> _WHAT YOU HAVE TO DO_: Search the material below for the string "icon" and extract each line that has it.

[Records from a collection]
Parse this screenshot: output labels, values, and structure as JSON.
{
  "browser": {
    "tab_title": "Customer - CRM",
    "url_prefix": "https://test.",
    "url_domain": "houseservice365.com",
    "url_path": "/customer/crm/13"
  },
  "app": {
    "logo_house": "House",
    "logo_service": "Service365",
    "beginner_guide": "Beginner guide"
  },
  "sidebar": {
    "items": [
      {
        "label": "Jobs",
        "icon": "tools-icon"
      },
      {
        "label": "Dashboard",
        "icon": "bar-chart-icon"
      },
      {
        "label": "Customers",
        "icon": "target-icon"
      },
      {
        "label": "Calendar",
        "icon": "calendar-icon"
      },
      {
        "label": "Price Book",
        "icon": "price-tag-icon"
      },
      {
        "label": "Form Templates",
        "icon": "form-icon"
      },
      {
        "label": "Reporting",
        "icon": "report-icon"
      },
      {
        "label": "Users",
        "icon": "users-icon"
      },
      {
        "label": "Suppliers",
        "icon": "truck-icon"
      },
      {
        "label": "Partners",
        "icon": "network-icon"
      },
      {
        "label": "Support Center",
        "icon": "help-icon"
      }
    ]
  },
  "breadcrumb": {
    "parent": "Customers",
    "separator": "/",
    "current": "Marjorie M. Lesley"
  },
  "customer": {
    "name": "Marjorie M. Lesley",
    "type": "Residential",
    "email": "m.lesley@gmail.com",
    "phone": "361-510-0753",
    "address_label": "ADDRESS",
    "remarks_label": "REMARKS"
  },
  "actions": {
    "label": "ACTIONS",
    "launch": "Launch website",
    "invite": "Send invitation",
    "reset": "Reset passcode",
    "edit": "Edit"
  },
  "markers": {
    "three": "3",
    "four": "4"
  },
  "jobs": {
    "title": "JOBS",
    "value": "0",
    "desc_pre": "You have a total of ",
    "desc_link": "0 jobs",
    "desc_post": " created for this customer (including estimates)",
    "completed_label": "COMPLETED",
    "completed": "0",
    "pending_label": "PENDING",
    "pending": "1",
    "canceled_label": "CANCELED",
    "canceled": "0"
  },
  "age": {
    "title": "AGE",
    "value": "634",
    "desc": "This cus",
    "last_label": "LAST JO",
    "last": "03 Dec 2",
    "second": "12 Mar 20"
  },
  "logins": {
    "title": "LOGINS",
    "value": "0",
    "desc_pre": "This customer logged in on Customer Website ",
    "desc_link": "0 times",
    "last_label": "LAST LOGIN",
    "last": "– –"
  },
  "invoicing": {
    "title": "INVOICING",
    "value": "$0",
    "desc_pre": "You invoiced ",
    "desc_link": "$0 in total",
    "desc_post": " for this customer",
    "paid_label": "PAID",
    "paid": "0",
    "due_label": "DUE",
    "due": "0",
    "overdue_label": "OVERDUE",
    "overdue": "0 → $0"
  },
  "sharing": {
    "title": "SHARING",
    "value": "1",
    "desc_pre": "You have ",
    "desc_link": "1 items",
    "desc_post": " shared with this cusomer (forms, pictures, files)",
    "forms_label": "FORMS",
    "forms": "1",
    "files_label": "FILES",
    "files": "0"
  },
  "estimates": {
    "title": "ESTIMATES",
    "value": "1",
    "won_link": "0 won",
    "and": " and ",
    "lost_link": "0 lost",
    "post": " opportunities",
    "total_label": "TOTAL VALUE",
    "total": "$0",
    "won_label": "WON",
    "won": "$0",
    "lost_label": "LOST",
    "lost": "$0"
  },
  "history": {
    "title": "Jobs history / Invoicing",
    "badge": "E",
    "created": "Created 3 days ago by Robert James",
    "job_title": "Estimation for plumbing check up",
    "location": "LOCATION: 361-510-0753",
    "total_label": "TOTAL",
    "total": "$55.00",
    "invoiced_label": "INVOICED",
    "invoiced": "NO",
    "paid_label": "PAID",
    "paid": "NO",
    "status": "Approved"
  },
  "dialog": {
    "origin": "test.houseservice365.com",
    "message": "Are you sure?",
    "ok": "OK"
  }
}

> _COMPLETE ANSWER_:
        "icon": "tools-icon"
        "icon": "bar-chart-icon"
        "icon": "target-icon"
        "icon": "calendar-icon"
        "icon": "price-tag-icon"
        "icon": "form-icon"
        "icon": "report-icon"
        "icon": "users-icon"
        "icon": "truck-icon"
        "icon": "network-icon"
        "icon": "help-icon"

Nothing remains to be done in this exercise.